§ **TASK PROMPT**:
Within the listing below, locate all lines containing the word "JSON". Copy each one.

[Items from a data source]
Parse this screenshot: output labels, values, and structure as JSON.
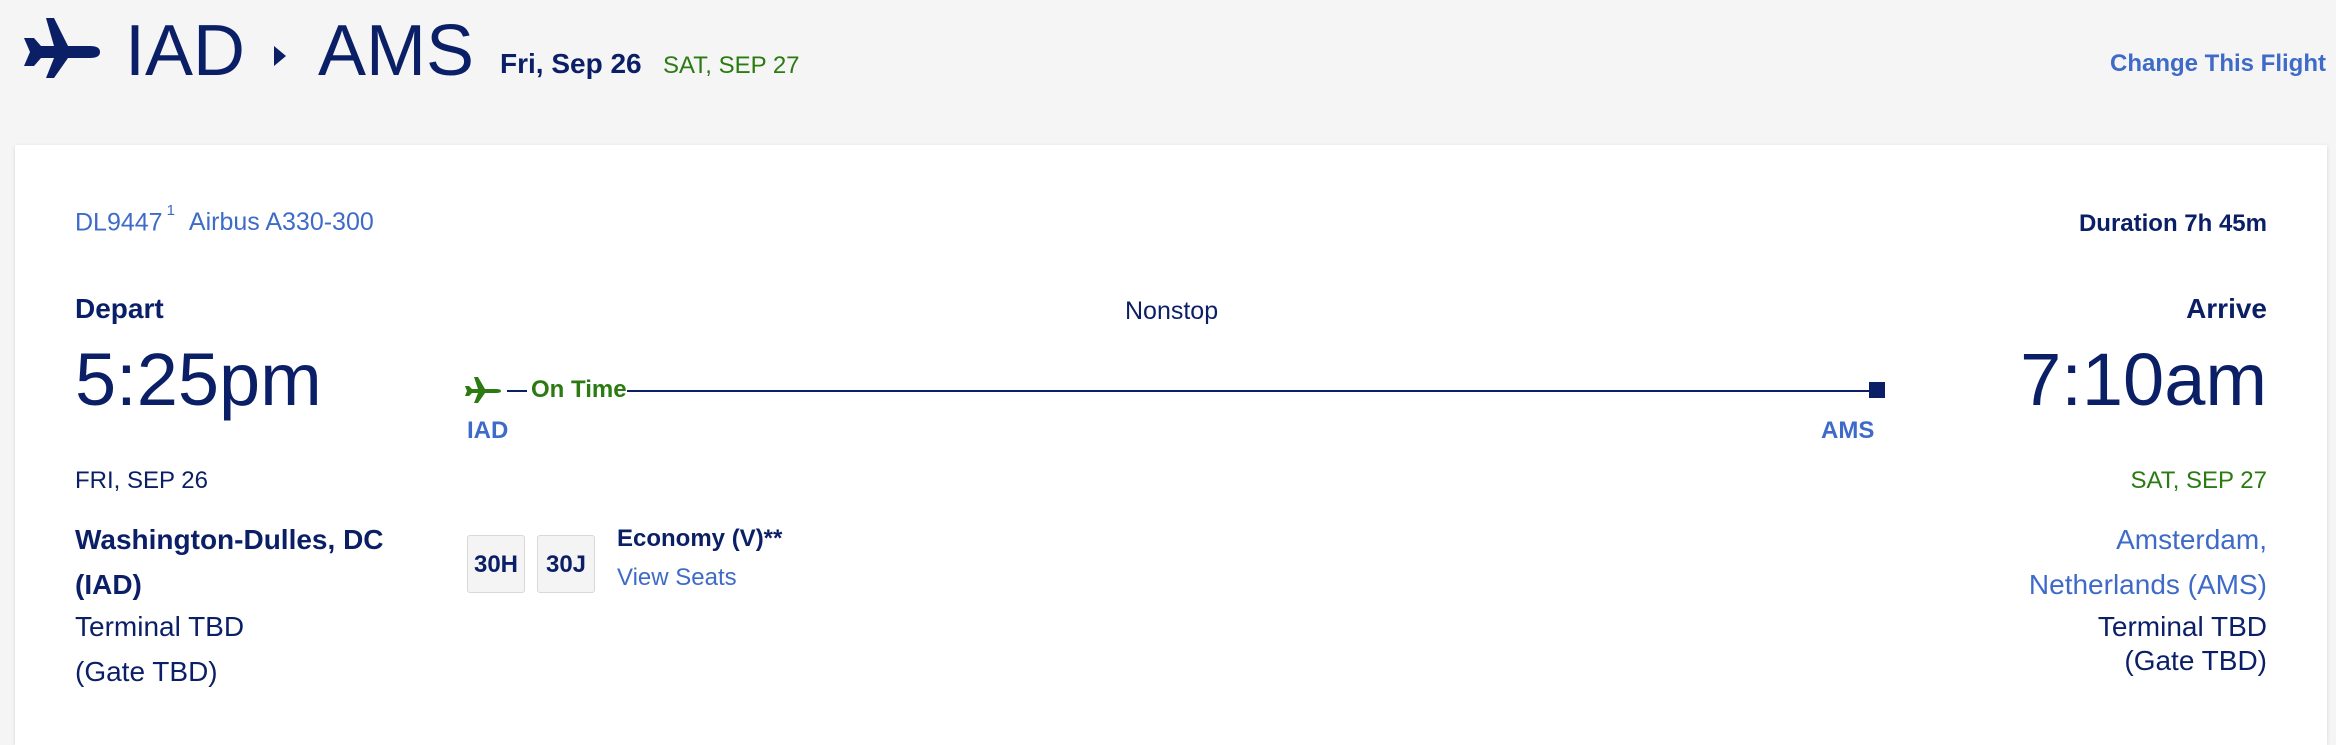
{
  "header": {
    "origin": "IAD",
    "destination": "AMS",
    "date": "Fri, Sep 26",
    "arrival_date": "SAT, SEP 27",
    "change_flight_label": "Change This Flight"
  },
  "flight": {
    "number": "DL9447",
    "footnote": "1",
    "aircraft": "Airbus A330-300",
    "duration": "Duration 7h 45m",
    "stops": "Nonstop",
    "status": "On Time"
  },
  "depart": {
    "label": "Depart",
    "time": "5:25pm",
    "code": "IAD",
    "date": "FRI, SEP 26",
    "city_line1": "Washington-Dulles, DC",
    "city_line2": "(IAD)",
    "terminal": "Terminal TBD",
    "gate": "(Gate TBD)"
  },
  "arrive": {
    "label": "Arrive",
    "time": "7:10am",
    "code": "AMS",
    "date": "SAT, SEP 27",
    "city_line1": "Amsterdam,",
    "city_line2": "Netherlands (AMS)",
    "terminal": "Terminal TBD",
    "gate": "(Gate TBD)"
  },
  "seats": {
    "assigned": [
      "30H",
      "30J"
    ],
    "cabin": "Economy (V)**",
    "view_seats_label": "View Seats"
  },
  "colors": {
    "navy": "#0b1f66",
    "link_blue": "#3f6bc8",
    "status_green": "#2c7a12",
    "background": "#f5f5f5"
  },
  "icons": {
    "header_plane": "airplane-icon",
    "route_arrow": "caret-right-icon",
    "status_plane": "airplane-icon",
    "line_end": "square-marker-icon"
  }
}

--

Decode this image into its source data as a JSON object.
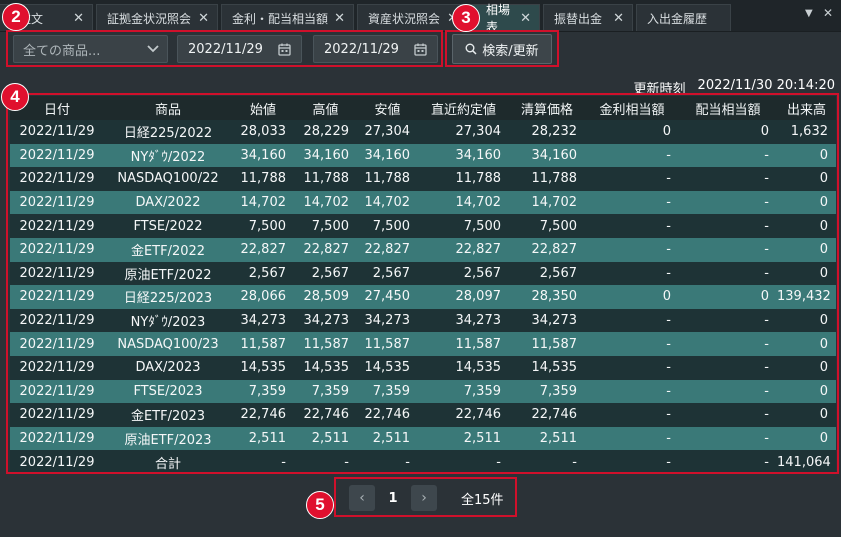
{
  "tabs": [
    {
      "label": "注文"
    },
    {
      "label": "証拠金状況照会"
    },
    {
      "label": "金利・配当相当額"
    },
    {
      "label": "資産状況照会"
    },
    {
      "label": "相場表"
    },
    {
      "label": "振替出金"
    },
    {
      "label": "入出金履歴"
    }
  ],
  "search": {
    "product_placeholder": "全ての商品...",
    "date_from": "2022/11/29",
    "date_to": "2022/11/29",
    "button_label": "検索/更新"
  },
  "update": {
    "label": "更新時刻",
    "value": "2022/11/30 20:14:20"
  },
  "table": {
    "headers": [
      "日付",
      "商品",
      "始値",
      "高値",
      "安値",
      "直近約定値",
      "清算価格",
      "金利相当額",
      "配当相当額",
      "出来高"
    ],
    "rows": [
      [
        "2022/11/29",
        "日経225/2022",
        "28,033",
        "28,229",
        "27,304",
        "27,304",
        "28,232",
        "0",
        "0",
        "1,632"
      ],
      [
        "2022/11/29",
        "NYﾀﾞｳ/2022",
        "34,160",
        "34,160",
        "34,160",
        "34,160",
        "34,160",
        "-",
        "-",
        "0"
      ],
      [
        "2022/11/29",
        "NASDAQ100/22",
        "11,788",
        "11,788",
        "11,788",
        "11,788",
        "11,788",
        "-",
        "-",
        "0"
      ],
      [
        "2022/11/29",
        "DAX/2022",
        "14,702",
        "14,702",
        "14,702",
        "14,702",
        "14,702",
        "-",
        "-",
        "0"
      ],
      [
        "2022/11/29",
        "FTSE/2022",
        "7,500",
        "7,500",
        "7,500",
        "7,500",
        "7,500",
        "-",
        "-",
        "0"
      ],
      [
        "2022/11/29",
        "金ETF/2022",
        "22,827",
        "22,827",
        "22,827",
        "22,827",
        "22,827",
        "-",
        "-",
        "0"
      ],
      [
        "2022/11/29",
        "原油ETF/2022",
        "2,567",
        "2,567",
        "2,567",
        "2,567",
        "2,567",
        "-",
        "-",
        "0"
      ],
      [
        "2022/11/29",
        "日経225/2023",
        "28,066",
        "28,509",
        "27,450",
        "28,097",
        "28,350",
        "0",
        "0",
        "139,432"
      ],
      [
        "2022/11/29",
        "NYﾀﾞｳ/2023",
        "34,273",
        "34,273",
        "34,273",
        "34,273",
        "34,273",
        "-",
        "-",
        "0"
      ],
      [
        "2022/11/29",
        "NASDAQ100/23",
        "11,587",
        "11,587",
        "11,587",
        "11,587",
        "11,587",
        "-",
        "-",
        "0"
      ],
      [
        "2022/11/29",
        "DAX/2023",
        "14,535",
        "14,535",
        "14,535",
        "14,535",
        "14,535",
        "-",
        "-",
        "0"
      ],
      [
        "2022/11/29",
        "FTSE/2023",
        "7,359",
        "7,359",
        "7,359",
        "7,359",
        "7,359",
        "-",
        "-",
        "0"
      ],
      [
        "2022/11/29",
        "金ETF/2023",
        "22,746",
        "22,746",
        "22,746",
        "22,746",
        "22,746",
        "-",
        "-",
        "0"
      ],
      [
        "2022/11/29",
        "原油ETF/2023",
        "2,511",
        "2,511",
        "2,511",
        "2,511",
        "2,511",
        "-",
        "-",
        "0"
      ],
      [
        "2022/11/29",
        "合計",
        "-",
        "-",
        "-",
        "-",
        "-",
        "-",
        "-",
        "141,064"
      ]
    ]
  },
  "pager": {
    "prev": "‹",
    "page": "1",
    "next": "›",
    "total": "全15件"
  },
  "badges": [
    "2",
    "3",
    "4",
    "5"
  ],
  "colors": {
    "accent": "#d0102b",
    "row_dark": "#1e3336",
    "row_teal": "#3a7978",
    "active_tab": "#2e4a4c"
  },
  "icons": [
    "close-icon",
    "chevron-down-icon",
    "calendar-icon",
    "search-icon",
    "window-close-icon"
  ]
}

§ **SOLUTION TO THE EXERCISE**:
Parse this screenshot: output labels, values, and structure as JSON.
Decode this image into its source data as a JSON object.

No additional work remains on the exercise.